● Recorded data
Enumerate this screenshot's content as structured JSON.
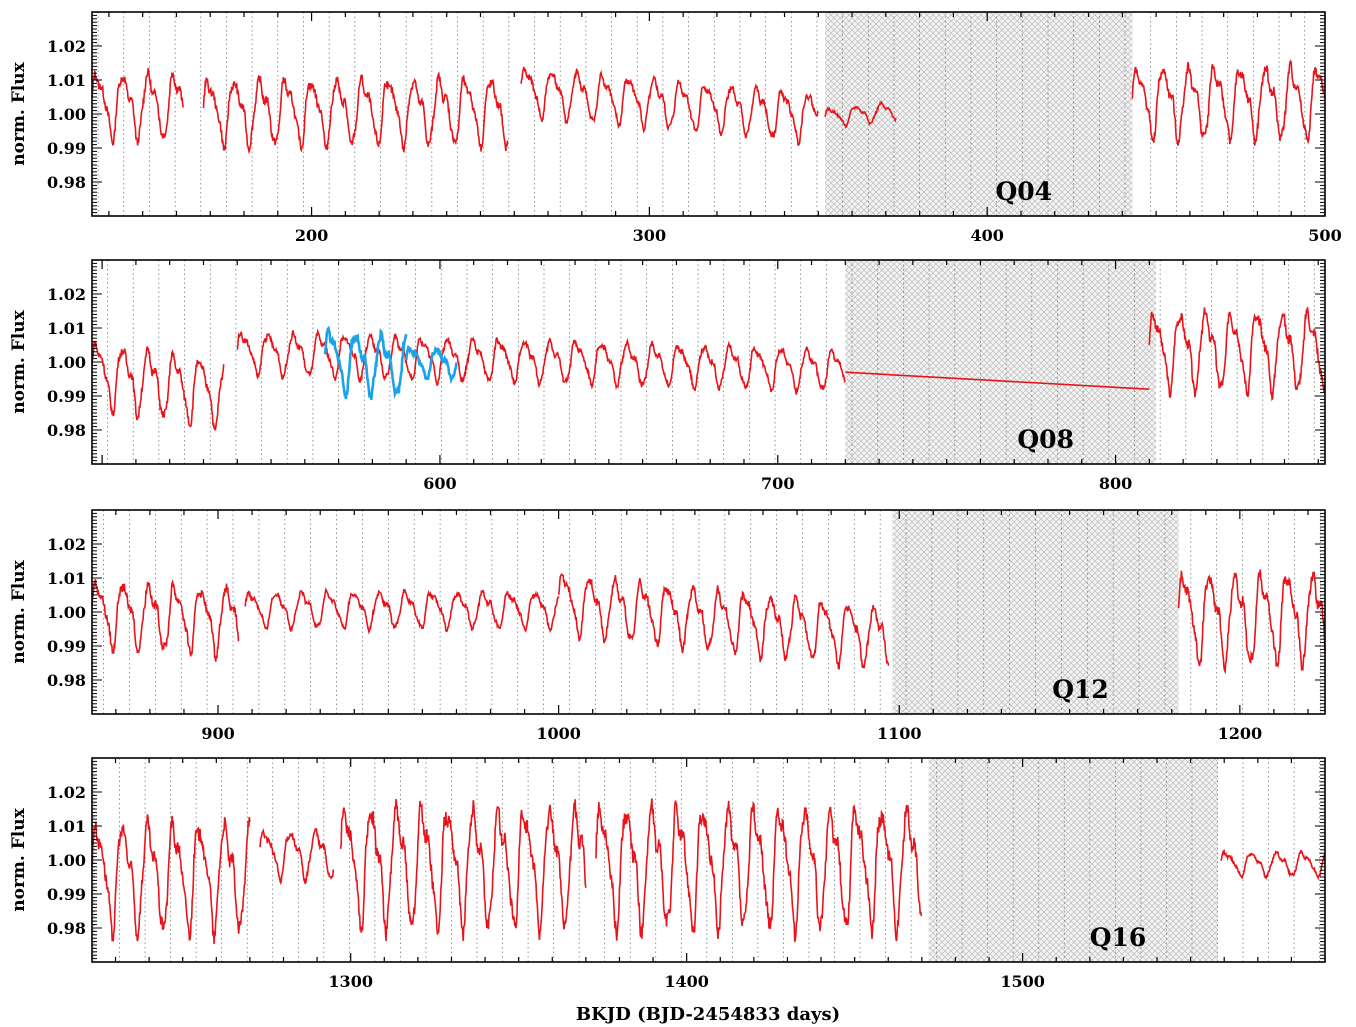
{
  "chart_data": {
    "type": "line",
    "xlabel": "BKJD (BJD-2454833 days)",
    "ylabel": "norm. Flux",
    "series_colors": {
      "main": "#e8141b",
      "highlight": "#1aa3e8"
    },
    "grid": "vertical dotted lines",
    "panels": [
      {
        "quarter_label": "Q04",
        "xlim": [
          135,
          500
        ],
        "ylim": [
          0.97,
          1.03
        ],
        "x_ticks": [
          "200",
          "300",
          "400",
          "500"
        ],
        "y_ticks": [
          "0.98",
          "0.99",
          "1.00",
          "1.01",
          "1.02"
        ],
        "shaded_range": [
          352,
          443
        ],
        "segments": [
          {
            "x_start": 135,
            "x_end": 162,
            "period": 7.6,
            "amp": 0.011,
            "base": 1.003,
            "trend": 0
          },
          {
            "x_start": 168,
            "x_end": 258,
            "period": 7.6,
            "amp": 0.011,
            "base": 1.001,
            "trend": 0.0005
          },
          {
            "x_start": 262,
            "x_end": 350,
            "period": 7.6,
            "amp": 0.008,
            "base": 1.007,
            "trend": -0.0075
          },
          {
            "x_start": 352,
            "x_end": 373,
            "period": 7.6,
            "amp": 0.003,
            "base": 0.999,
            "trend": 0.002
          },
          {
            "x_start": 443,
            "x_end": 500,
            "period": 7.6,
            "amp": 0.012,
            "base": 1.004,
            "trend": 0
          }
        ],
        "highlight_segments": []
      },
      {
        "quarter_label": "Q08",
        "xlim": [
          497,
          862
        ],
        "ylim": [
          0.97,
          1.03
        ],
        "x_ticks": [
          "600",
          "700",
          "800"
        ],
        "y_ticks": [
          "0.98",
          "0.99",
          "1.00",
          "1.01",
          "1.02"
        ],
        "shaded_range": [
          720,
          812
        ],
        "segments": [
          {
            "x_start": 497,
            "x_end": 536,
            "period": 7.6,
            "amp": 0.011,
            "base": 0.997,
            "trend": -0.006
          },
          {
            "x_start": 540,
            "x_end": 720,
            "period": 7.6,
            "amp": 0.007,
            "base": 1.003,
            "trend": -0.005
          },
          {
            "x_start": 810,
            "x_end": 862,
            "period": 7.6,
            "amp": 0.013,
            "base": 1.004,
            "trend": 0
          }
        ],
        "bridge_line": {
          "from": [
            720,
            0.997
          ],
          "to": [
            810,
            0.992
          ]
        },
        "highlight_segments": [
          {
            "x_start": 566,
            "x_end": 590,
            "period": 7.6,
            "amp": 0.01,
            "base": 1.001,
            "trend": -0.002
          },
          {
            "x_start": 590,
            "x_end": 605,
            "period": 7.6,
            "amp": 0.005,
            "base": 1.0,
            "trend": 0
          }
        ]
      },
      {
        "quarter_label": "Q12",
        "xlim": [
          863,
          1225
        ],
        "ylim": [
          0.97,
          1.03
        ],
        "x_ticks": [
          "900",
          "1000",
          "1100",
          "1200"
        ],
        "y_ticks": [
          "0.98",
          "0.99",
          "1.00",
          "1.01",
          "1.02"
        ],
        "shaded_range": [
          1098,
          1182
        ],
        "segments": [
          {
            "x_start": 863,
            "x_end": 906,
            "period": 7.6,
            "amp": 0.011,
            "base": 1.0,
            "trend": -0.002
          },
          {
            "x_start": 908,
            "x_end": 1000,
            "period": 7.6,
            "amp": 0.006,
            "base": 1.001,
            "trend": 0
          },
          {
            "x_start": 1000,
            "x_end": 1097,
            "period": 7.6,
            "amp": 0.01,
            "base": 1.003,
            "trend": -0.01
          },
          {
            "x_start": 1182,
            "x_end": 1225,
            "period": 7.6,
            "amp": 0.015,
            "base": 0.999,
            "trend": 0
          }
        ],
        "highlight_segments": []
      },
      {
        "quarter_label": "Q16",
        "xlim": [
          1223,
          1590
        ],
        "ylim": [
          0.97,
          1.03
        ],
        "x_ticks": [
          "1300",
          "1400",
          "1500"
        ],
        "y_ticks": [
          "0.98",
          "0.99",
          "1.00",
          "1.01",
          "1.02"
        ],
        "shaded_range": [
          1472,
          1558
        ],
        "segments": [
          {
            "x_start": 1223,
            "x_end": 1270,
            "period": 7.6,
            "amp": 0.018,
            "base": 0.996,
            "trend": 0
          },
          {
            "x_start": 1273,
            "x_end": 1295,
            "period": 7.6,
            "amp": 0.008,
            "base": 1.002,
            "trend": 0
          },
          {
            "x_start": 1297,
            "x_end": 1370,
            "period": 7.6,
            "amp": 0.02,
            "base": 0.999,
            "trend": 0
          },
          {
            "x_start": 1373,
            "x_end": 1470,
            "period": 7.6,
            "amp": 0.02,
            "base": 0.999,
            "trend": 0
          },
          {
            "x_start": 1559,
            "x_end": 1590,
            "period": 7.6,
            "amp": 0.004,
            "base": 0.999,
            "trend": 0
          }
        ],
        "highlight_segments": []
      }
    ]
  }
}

● Problem details
From start to finish, output the listing exactly, but omit its pictures.

● Answer in full
Enumerate this screenshot's content as structured JSON.
{
  "chart_data": {
    "type": "line",
    "xlabel": "BKJD (BJD-2454833 days)",
    "ylabel": "norm. Flux",
    "series_colors": {
      "main": "#e8141b",
      "highlight": "#1aa3e8"
    },
    "grid": "vertical dotted lines",
    "panels": [
      {
        "quarter_label": "Q04",
        "xlim": [
          135,
          500
        ],
        "ylim": [
          0.97,
          1.03
        ],
        "x_ticks": [
          "200",
          "300",
          "400",
          "500"
        ],
        "y_ticks": [
          "0.98",
          "0.99",
          "1.00",
          "1.01",
          "1.02"
        ],
        "shaded_range": [
          352,
          443
        ],
        "segments": [
          {
            "x_start": 135,
            "x_end": 162,
            "period": 7.6,
            "amp": 0.011,
            "base": 1.003,
            "trend": 0
          },
          {
            "x_start": 168,
            "x_end": 258,
            "period": 7.6,
            "amp": 0.011,
            "base": 1.001,
            "trend": 0.0005
          },
          {
            "x_start": 262,
            "x_end": 350,
            "period": 7.6,
            "amp": 0.008,
            "base": 1.007,
            "trend": -0.0075
          },
          {
            "x_start": 352,
            "x_end": 373,
            "period": 7.6,
            "amp": 0.003,
            "base": 0.999,
            "trend": 0.002
          },
          {
            "x_start": 443,
            "x_end": 500,
            "period": 7.6,
            "amp": 0.012,
            "base": 1.004,
            "trend": 0
          }
        ],
        "highlight_segments": []
      },
      {
        "quarter_label": "Q08",
        "xlim": [
          497,
          862
        ],
        "ylim": [
          0.97,
          1.03
        ],
        "x_ticks": [
          "600",
          "700",
          "800"
        ],
        "y_ticks": [
          "0.98",
          "0.99",
          "1.00",
          "1.01",
          "1.02"
        ],
        "shaded_range": [
          720,
          812
        ],
        "segments": [
          {
            "x_start": 497,
            "x_end": 536,
            "period": 7.6,
            "amp": 0.011,
            "base": 0.997,
            "trend": -0.006
          },
          {
            "x_start": 540,
            "x_end": 720,
            "period": 7.6,
            "amp": 0.007,
            "base": 1.003,
            "trend": -0.005
          },
          {
            "x_start": 810,
            "x_end": 862,
            "period": 7.6,
            "amp": 0.013,
            "base": 1.004,
            "trend": 0
          }
        ],
        "bridge_line": {
          "from": [
            720,
            0.997
          ],
          "to": [
            810,
            0.992
          ]
        },
        "highlight_segments": [
          {
            "x_start": 566,
            "x_end": 590,
            "period": 7.6,
            "amp": 0.01,
            "base": 1.001,
            "trend": -0.002
          },
          {
            "x_start": 590,
            "x_end": 605,
            "period": 7.6,
            "amp": 0.005,
            "base": 1.0,
            "trend": 0
          }
        ]
      },
      {
        "quarter_label": "Q12",
        "xlim": [
          863,
          1225
        ],
        "ylim": [
          0.97,
          1.03
        ],
        "x_ticks": [
          "900",
          "1000",
          "1100",
          "1200"
        ],
        "y_ticks": [
          "0.98",
          "0.99",
          "1.00",
          "1.01",
          "1.02"
        ],
        "shaded_range": [
          1098,
          1182
        ],
        "segments": [
          {
            "x_start": 863,
            "x_end": 906,
            "period": 7.6,
            "amp": 0.011,
            "base": 1.0,
            "trend": -0.002
          },
          {
            "x_start": 908,
            "x_end": 1000,
            "period": 7.6,
            "amp": 0.006,
            "base": 1.001,
            "trend": 0
          },
          {
            "x_start": 1000,
            "x_end": 1097,
            "period": 7.6,
            "amp": 0.01,
            "base": 1.003,
            "trend": -0.01
          },
          {
            "x_start": 1182,
            "x_end": 1225,
            "period": 7.6,
            "amp": 0.015,
            "base": 0.999,
            "trend": 0
          }
        ],
        "highlight_segments": []
      },
      {
        "quarter_label": "Q16",
        "xlim": [
          1223,
          1590
        ],
        "ylim": [
          0.97,
          1.03
        ],
        "x_ticks": [
          "1300",
          "1400",
          "1500"
        ],
        "y_ticks": [
          "0.98",
          "0.99",
          "1.00",
          "1.01",
          "1.02"
        ],
        "shaded_range": [
          1472,
          1558
        ],
        "segments": [
          {
            "x_start": 1223,
            "x_end": 1270,
            "period": 7.6,
            "amp": 0.018,
            "base": 0.996,
            "trend": 0
          },
          {
            "x_start": 1273,
            "x_end": 1295,
            "period": 7.6,
            "amp": 0.008,
            "base": 1.002,
            "trend": 0
          },
          {
            "x_start": 1297,
            "x_end": 1370,
            "period": 7.6,
            "amp": 0.02,
            "base": 0.999,
            "trend": 0
          },
          {
            "x_start": 1373,
            "x_end": 1470,
            "period": 7.6,
            "amp": 0.02,
            "base": 0.999,
            "trend": 0
          },
          {
            "x_start": 1559,
            "x_end": 1590,
            "period": 7.6,
            "amp": 0.004,
            "base": 0.999,
            "trend": 0
          }
        ],
        "highlight_segments": []
      }
    ]
  }
}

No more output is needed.